**TASK PROMPT:** Will you give every entry again exactly as it stands?

**DATA LINES:**
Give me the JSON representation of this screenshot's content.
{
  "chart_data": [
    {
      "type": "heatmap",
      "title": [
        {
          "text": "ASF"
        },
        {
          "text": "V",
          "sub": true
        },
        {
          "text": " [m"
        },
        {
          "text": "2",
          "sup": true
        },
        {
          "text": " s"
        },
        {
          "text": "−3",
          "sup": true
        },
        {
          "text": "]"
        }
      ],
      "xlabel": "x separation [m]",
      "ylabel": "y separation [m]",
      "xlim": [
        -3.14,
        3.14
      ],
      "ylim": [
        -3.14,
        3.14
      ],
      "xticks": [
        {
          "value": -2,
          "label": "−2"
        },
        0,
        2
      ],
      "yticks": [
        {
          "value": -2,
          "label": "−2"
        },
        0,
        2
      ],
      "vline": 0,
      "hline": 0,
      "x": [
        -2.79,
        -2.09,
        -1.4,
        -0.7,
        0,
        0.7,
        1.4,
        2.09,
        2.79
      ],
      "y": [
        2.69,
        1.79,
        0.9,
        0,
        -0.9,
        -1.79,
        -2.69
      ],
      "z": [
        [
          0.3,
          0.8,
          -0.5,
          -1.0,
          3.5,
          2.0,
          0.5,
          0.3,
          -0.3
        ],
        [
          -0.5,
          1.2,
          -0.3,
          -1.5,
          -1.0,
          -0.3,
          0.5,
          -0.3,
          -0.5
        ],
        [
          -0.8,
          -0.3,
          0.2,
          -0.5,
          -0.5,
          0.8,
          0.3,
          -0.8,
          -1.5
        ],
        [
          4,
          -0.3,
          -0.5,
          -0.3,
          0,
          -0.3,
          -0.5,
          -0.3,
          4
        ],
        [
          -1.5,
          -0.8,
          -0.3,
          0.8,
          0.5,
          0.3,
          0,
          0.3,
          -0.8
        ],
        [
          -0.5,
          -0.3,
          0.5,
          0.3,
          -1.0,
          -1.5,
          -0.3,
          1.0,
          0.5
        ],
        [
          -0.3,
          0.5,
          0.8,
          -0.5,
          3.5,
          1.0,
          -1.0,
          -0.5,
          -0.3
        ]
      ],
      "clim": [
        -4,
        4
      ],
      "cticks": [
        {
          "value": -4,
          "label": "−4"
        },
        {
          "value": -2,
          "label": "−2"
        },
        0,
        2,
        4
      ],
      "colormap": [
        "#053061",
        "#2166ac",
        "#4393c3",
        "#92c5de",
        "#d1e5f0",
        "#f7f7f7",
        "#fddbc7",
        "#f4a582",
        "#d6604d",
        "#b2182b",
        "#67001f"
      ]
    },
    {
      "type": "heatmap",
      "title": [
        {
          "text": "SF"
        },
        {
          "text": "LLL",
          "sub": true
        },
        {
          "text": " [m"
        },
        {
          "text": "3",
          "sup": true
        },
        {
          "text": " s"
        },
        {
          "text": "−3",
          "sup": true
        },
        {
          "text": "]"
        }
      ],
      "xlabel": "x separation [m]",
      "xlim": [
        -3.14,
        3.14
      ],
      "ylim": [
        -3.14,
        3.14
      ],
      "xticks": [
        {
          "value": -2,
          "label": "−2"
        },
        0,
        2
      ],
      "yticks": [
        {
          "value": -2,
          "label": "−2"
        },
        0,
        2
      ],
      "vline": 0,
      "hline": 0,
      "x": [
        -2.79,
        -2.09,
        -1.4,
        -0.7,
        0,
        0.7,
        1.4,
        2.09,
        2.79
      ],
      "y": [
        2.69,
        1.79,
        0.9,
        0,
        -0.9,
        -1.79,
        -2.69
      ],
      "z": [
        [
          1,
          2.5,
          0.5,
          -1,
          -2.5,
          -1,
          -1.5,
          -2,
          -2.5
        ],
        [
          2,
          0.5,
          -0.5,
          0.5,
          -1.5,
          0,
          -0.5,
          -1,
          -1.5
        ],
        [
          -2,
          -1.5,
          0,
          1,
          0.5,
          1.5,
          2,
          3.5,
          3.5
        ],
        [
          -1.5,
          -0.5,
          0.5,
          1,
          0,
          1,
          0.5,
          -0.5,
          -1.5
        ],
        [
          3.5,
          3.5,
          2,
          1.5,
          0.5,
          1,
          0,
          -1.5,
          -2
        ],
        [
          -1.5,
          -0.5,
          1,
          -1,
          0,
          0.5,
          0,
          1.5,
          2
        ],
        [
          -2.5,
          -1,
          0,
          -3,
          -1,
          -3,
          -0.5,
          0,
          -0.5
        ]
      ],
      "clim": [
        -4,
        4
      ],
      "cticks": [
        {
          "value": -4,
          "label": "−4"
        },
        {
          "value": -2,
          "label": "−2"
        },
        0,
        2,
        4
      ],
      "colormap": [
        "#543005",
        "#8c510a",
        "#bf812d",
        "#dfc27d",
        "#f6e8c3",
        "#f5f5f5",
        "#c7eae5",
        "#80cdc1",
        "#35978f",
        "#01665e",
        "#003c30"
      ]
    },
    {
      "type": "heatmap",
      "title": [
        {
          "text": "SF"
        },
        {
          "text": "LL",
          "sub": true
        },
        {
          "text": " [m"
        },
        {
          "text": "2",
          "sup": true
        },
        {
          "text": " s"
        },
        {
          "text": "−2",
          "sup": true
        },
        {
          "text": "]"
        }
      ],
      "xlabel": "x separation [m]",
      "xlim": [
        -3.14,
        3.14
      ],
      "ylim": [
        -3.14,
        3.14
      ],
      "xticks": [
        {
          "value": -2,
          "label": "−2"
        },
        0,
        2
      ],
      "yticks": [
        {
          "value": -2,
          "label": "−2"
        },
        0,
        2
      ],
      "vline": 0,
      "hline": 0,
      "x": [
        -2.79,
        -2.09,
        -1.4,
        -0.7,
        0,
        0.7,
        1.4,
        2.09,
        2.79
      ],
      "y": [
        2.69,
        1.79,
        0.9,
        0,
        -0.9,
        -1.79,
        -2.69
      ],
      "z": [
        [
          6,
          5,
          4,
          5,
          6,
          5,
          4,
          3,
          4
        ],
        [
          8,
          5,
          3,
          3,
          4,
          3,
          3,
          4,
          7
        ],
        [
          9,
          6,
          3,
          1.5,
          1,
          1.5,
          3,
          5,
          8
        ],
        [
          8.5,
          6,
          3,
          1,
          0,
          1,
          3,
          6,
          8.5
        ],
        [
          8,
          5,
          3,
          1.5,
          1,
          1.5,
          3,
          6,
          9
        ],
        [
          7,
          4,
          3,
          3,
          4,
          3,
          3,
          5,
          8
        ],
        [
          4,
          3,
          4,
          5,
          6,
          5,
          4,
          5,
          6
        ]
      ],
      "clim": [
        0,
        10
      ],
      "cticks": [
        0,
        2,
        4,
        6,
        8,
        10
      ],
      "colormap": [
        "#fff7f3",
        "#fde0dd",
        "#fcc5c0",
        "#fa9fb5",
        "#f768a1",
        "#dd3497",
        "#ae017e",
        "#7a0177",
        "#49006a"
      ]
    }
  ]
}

**RESPONSE:**
Give me the JSON representation of this screenshot's content.
{
  "chart_data": [
    {
      "type": "heatmap",
      "title": [
        {
          "text": "ASF"
        },
        {
          "text": "V",
          "sub": true
        },
        {
          "text": " [m"
        },
        {
          "text": "2",
          "sup": true
        },
        {
          "text": " s"
        },
        {
          "text": "−3",
          "sup": true
        },
        {
          "text": "]"
        }
      ],
      "xlabel": "x separation [m]",
      "ylabel": "y separation [m]",
      "xlim": [
        -3.14,
        3.14
      ],
      "ylim": [
        -3.14,
        3.14
      ],
      "xticks": [
        {
          "value": -2,
          "label": "−2"
        },
        0,
        2
      ],
      "yticks": [
        {
          "value": -2,
          "label": "−2"
        },
        0,
        2
      ],
      "vline": 0,
      "hline": 0,
      "x": [
        -2.79,
        -2.09,
        -1.4,
        -0.7,
        0,
        0.7,
        1.4,
        2.09,
        2.79
      ],
      "y": [
        2.69,
        1.79,
        0.9,
        0,
        -0.9,
        -1.79,
        -2.69
      ],
      "z": [
        [
          0.3,
          0.8,
          -0.5,
          -1.0,
          3.5,
          2.0,
          0.5,
          0.3,
          -0.3
        ],
        [
          -0.5,
          1.2,
          -0.3,
          -1.5,
          -1.0,
          -0.3,
          0.5,
          -0.3,
          -0.5
        ],
        [
          -0.8,
          -0.3,
          0.2,
          -0.5,
          -0.5,
          0.8,
          0.3,
          -0.8,
          -1.5
        ],
        [
          4,
          -0.3,
          -0.5,
          -0.3,
          0,
          -0.3,
          -0.5,
          -0.3,
          4
        ],
        [
          -1.5,
          -0.8,
          -0.3,
          0.8,
          0.5,
          0.3,
          0,
          0.3,
          -0.8
        ],
        [
          -0.5,
          -0.3,
          0.5,
          0.3,
          -1.0,
          -1.5,
          -0.3,
          1.0,
          0.5
        ],
        [
          -0.3,
          0.5,
          0.8,
          -0.5,
          3.5,
          1.0,
          -1.0,
          -0.5,
          -0.3
        ]
      ],
      "clim": [
        -4,
        4
      ],
      "cticks": [
        {
          "value": -4,
          "label": "−4"
        },
        {
          "value": -2,
          "label": "−2"
        },
        0,
        2,
        4
      ],
      "colormap": [
        "#053061",
        "#2166ac",
        "#4393c3",
        "#92c5de",
        "#d1e5f0",
        "#f7f7f7",
        "#fddbc7",
        "#f4a582",
        "#d6604d",
        "#b2182b",
        "#67001f"
      ]
    },
    {
      "type": "heatmap",
      "title": [
        {
          "text": "SF"
        },
        {
          "text": "LLL",
          "sub": true
        },
        {
          "text": " [m"
        },
        {
          "text": "3",
          "sup": true
        },
        {
          "text": " s"
        },
        {
          "text": "−3",
          "sup": true
        },
        {
          "text": "]"
        }
      ],
      "xlabel": "x separation [m]",
      "xlim": [
        -3.14,
        3.14
      ],
      "ylim": [
        -3.14,
        3.14
      ],
      "xticks": [
        {
          "value": -2,
          "label": "−2"
        },
        0,
        2
      ],
      "yticks": [
        {
          "value": -2,
          "label": "−2"
        },
        0,
        2
      ],
      "vline": 0,
      "hline": 0,
      "x": [
        -2.79,
        -2.09,
        -1.4,
        -0.7,
        0,
        0.7,
        1.4,
        2.09,
        2.79
      ],
      "y": [
        2.69,
        1.79,
        0.9,
        0,
        -0.9,
        -1.79,
        -2.69
      ],
      "z": [
        [
          1,
          2.5,
          0.5,
          -1,
          -2.5,
          -1,
          -1.5,
          -2,
          -2.5
        ],
        [
          2,
          0.5,
          -0.5,
          0.5,
          -1.5,
          0,
          -0.5,
          -1,
          -1.5
        ],
        [
          -2,
          -1.5,
          0,
          1,
          0.5,
          1.5,
          2,
          3.5,
          3.5
        ],
        [
          -1.5,
          -0.5,
          0.5,
          1,
          0,
          1,
          0.5,
          -0.5,
          -1.5
        ],
        [
          3.5,
          3.5,
          2,
          1.5,
          0.5,
          1,
          0,
          -1.5,
          -2
        ],
        [
          -1.5,
          -0.5,
          1,
          -1,
          0,
          0.5,
          0,
          1.5,
          2
        ],
        [
          -2.5,
          -1,
          0,
          -3,
          -1,
          -3,
          -0.5,
          0,
          -0.5
        ]
      ],
      "clim": [
        -4,
        4
      ],
      "cticks": [
        {
          "value": -4,
          "label": "−4"
        },
        {
          "value": -2,
          "label": "−2"
        },
        0,
        2,
        4
      ],
      "colormap": [
        "#543005",
        "#8c510a",
        "#bf812d",
        "#dfc27d",
        "#f6e8c3",
        "#f5f5f5",
        "#c7eae5",
        "#80cdc1",
        "#35978f",
        "#01665e",
        "#003c30"
      ]
    },
    {
      "type": "heatmap",
      "title": [
        {
          "text": "SF"
        },
        {
          "text": "LL",
          "sub": true
        },
        {
          "text": " [m"
        },
        {
          "text": "2",
          "sup": true
        },
        {
          "text": " s"
        },
        {
          "text": "−2",
          "sup": true
        },
        {
          "text": "]"
        }
      ],
      "xlabel": "x separation [m]",
      "xlim": [
        -3.14,
        3.14
      ],
      "ylim": [
        -3.14,
        3.14
      ],
      "xticks": [
        {
          "value": -2,
          "label": "−2"
        },
        0,
        2
      ],
      "yticks": [
        {
          "value": -2,
          "label": "−2"
        },
        0,
        2
      ],
      "vline": 0,
      "hline": 0,
      "x": [
        -2.79,
        -2.09,
        -1.4,
        -0.7,
        0,
        0.7,
        1.4,
        2.09,
        2.79
      ],
      "y": [
        2.69,
        1.79,
        0.9,
        0,
        -0.9,
        -1.79,
        -2.69
      ],
      "z": [
        [
          6,
          5,
          4,
          5,
          6,
          5,
          4,
          3,
          4
        ],
        [
          8,
          5,
          3,
          3,
          4,
          3,
          3,
          4,
          7
        ],
        [
          9,
          6,
          3,
          1.5,
          1,
          1.5,
          3,
          5,
          8
        ],
        [
          8.5,
          6,
          3,
          1,
          0,
          1,
          3,
          6,
          8.5
        ],
        [
          8,
          5,
          3,
          1.5,
          1,
          1.5,
          3,
          6,
          9
        ],
        [
          7,
          4,
          3,
          3,
          4,
          3,
          3,
          5,
          8
        ],
        [
          4,
          3,
          4,
          5,
          6,
          5,
          4,
          5,
          6
        ]
      ],
      "clim": [
        0,
        10
      ],
      "cticks": [
        0,
        2,
        4,
        6,
        8,
        10
      ],
      "colormap": [
        "#fff7f3",
        "#fde0dd",
        "#fcc5c0",
        "#fa9fb5",
        "#f768a1",
        "#dd3497",
        "#ae017e",
        "#7a0177",
        "#49006a"
      ]
    }
  ]
}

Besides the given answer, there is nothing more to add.